◆ Exercise prompt ◆
Find the string "points" in the data, then copy every line where it is found.

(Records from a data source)

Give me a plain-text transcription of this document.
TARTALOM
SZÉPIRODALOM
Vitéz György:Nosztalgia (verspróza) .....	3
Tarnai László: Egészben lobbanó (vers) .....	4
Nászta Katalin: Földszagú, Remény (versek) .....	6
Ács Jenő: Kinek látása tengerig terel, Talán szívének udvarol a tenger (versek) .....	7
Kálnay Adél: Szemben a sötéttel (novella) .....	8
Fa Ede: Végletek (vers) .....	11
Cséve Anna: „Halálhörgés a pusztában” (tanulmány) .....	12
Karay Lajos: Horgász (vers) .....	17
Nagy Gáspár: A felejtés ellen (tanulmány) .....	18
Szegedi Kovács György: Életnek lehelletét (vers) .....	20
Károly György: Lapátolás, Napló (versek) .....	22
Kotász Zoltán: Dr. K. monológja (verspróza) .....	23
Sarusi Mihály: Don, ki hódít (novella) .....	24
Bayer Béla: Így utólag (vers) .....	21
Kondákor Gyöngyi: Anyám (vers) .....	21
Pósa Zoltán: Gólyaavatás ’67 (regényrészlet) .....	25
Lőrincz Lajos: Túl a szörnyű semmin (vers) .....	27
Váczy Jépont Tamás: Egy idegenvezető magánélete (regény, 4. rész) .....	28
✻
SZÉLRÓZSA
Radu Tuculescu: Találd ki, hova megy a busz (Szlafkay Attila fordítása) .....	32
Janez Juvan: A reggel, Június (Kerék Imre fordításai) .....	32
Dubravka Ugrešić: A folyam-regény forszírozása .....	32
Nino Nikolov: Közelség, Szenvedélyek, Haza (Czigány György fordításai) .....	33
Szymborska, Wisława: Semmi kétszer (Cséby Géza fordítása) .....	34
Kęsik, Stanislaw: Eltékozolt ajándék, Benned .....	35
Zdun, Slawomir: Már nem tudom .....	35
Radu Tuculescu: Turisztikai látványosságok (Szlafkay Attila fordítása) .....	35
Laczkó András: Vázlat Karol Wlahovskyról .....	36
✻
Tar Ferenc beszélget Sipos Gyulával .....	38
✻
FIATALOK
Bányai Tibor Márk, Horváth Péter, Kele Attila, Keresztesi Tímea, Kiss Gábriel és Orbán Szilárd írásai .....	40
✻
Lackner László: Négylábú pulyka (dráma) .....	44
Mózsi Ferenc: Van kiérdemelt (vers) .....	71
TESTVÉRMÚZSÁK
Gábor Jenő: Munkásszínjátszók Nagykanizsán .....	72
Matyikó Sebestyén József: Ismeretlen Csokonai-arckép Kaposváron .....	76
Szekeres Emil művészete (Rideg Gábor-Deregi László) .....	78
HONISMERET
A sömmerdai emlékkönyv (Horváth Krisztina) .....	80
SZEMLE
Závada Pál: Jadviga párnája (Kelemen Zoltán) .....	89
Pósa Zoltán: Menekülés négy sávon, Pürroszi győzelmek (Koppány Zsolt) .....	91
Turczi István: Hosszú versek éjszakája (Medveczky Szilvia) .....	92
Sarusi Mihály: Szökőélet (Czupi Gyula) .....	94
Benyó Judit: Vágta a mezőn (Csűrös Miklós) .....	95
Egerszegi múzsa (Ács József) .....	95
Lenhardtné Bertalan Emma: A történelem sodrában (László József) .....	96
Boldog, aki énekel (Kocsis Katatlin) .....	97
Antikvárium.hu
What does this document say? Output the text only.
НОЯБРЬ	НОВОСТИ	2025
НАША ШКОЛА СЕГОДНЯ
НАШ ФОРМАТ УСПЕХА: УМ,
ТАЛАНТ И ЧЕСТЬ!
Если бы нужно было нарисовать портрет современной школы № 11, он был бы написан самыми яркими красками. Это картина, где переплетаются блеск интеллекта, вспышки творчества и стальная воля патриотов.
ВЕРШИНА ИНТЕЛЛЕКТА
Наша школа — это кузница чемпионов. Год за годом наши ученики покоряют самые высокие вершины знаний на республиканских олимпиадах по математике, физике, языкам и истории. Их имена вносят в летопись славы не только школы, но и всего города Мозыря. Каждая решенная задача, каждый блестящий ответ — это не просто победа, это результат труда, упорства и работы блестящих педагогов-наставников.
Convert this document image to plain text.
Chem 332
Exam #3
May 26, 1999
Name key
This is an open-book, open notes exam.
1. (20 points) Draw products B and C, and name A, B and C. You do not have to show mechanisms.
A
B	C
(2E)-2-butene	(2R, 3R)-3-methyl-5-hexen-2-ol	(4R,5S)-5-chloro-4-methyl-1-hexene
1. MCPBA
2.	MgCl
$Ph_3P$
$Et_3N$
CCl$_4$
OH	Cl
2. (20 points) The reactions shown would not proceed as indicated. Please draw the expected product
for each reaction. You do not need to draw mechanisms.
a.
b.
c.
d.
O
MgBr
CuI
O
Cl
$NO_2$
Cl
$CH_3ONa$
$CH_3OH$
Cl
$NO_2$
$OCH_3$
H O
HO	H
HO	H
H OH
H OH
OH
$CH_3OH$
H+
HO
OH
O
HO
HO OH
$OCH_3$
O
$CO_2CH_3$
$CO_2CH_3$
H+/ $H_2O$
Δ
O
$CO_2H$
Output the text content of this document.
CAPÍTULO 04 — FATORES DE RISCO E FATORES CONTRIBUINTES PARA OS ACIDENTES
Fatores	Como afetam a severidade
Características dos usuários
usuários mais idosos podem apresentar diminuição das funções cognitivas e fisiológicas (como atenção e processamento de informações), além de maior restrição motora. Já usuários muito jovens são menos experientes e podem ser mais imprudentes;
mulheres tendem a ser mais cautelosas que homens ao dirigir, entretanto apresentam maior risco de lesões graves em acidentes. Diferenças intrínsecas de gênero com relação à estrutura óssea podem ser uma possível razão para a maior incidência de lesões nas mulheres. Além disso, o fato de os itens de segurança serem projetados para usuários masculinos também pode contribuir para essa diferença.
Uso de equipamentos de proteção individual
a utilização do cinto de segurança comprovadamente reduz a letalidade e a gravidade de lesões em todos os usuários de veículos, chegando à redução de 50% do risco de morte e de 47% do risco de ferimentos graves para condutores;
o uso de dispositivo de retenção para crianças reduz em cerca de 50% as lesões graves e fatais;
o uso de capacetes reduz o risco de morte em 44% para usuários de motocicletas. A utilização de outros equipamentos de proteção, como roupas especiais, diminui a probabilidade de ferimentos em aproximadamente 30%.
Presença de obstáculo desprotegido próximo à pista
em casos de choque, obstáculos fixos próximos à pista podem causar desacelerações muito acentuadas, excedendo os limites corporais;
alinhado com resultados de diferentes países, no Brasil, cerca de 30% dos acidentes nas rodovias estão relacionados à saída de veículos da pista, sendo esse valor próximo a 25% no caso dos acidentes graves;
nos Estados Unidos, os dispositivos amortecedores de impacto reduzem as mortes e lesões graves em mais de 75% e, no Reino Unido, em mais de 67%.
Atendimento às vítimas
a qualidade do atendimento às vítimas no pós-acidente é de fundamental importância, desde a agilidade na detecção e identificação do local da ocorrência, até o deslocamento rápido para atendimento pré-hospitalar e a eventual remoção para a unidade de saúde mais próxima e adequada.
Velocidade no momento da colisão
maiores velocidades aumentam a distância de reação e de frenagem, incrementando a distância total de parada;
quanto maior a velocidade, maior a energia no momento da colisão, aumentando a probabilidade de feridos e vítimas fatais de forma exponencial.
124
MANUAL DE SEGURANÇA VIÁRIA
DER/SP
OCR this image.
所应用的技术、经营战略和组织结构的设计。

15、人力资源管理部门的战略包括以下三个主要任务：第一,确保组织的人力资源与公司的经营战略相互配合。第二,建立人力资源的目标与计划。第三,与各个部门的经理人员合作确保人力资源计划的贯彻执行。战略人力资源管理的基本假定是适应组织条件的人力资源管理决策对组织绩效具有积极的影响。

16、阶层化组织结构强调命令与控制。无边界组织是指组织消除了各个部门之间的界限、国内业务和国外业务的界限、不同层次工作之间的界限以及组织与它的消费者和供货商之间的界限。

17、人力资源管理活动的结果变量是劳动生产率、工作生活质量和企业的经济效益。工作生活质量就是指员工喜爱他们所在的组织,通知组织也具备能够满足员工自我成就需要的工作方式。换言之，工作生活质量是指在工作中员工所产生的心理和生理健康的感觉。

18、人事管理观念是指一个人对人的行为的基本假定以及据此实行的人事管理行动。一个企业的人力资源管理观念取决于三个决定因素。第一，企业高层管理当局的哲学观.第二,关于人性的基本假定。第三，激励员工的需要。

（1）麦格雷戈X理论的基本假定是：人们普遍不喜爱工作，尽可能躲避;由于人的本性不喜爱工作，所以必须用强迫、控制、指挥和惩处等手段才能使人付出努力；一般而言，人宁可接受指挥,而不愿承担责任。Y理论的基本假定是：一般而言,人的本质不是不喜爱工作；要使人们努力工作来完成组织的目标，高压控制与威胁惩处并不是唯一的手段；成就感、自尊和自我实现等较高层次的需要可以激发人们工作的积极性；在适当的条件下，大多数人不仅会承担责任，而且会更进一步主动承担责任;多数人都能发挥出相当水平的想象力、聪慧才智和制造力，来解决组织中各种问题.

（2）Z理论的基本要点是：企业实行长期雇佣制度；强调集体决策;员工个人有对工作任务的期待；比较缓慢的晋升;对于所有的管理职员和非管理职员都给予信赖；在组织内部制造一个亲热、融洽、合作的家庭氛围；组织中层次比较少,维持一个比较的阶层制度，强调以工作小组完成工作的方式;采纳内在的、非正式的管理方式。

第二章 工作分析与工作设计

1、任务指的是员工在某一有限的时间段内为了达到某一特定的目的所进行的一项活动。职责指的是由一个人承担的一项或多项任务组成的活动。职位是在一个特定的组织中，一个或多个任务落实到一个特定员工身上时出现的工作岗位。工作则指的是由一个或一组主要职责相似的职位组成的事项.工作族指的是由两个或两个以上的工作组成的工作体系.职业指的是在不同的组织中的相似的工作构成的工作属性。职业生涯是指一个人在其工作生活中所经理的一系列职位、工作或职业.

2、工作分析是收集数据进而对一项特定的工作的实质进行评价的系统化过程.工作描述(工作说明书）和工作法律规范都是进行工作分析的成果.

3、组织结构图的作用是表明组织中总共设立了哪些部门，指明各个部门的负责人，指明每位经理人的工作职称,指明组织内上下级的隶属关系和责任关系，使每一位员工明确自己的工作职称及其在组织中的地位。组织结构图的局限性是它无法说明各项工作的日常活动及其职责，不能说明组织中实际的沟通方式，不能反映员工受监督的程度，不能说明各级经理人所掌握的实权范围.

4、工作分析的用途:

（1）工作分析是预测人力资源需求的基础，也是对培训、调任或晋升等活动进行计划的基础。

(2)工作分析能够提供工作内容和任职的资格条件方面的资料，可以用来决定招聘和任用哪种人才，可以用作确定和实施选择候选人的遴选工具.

◆ Reply ◆
1. (20 points) Draw products B and C, and name A, B and C. You do not have to show mechanisms.
2. (20 points) The reactions shown would not proceed as indicated. Please draw the expected product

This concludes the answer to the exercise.